> **WHAT NEEDS TO BE DONE**: Extract every line of the data below and reproduce each one without any change.

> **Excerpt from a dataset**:
################
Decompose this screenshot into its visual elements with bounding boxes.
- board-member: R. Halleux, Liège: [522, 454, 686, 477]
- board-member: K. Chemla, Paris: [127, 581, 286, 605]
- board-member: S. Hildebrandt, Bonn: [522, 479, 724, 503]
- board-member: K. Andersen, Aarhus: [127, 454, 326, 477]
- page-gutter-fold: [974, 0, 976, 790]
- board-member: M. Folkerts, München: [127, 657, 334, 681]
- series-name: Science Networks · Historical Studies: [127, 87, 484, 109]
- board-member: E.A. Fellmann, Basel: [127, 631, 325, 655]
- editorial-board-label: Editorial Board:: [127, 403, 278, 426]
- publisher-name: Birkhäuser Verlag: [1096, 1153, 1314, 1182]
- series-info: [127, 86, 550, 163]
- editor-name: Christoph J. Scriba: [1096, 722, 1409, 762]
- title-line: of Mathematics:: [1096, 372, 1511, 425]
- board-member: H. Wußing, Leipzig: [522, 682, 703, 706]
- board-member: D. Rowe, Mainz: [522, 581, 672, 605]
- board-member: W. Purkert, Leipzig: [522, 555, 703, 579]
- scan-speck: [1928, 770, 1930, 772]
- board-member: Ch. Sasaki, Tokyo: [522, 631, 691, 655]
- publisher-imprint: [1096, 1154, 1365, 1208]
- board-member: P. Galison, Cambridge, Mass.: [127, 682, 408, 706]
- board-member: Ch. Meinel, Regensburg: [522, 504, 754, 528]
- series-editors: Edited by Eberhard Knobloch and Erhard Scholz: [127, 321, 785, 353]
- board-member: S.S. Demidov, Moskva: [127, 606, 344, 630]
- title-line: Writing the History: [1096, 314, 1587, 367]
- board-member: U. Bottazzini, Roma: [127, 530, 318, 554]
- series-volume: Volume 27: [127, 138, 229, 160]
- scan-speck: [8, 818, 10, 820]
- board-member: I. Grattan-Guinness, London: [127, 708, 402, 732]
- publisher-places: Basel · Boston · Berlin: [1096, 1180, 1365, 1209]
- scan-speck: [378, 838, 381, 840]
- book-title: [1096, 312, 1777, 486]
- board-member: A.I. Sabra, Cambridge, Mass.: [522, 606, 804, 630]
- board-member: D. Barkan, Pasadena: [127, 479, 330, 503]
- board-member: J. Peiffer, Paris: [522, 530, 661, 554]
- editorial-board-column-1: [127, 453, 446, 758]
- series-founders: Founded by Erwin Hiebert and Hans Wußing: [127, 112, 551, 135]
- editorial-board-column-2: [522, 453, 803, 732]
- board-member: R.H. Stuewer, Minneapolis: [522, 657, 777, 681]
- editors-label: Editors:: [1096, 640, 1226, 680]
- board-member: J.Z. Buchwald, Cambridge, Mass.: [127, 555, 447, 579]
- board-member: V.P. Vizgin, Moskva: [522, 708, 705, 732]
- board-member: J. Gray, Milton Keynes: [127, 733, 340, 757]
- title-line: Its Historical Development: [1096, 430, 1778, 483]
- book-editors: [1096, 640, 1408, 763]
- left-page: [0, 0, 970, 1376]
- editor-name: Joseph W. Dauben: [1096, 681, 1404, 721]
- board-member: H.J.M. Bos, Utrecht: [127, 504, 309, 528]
################
> **SOLUTION FOR THIS EXERCISE**:
Decompose this screenshot into its visual elements with bounding boxes.
- board-member: R. Halleux, Liège: [522, 454, 686, 477]
- board-member: K. Chemla, Paris: [127, 581, 286, 605]
- board-member: S. Hildebrandt, Bonn: [522, 479, 724, 503]
- board-member: K. Andersen, Aarhus: [127, 454, 326, 477]
- page-gutter-fold: [974, 0, 976, 790]
- board-member: M. Folkerts, München: [127, 657, 334, 681]
- series-name: Science Networks · Historical Studies: [127, 87, 484, 109]
- board-member: E.A. Fellmann, Basel: [127, 631, 325, 655]
- editorial-board-label: Editorial Board:: [127, 403, 278, 426]
- publisher-name: Birkhäuser Verlag: [1096, 1153, 1314, 1182]
- series-info: [127, 86, 550, 163]
- editor-name: Christoph J. Scriba: [1096, 722, 1409, 762]
- title-line: of Mathematics:: [1096, 372, 1511, 425]
- board-member: H. Wußing, Leipzig: [522, 682, 703, 706]
- board-member: D. Rowe, Mainz: [522, 581, 672, 605]
- board-member: W. Purkert, Leipzig: [522, 555, 703, 579]
- scan-speck: [1928, 770, 1930, 772]
- board-member: Ch. Sasaki, Tokyo: [522, 631, 691, 655]
- publisher-imprint: [1096, 1154, 1365, 1208]
- board-member: P. Galison, Cambridge, Mass.: [127, 682, 408, 706]
- board-member: Ch. Meinel, Regensburg: [522, 504, 754, 528]
- series-editors: Edited by Eberhard Knobloch and Erhard Scholz: [127, 321, 785, 353]
- board-member: S.S. Demidov, Moskva: [127, 606, 344, 630]
- title-line: Writing the History: [1096, 314, 1587, 367]
- board-member: U. Bottazzini, Roma: [127, 530, 318, 554]
- series-volume: Volume 27: [127, 138, 229, 160]
- scan-speck: [8, 818, 10, 820]
- board-member: I. Grattan-Guinness, London: [127, 708, 402, 732]
- publisher-places: Basel · Boston · Berlin: [1096, 1180, 1365, 1209]
- scan-speck: [378, 838, 381, 840]
- book-title: [1096, 312, 1777, 486]
- board-member: A.I. Sabra, Cambridge, Mass.: [522, 606, 804, 630]
- board-member: D. Barkan, Pasadena: [127, 479, 330, 503]
- board-member: J. Peiffer, Paris: [522, 530, 661, 554]
- editorial-board-column-1: [127, 453, 446, 758]
- series-founders: Founded by Erwin Hiebert and Hans Wußing: [127, 112, 551, 135]
- editorial-board-column-2: [522, 453, 803, 732]
- board-member: R.H. Stuewer, Minneapolis: [522, 657, 777, 681]
- editors-label: Editors:: [1096, 640, 1226, 680]
- board-member: J.Z. Buchwald, Cambridge, Mass.: [127, 555, 447, 579]
- board-member: V.P. Vizgin, Moskva: [522, 708, 705, 732]
- board-member: J. Gray, Milton Keynes: [127, 733, 340, 757]
- title-line: Its Historical Development: [1096, 430, 1778, 483]
- book-editors: [1096, 640, 1408, 763]
- left-page: [0, 0, 970, 1376]
- editor-name: Joseph W. Dauben: [1096, 681, 1404, 721]
- board-member: H.J.M. Bos, Utrecht: [127, 504, 309, 528]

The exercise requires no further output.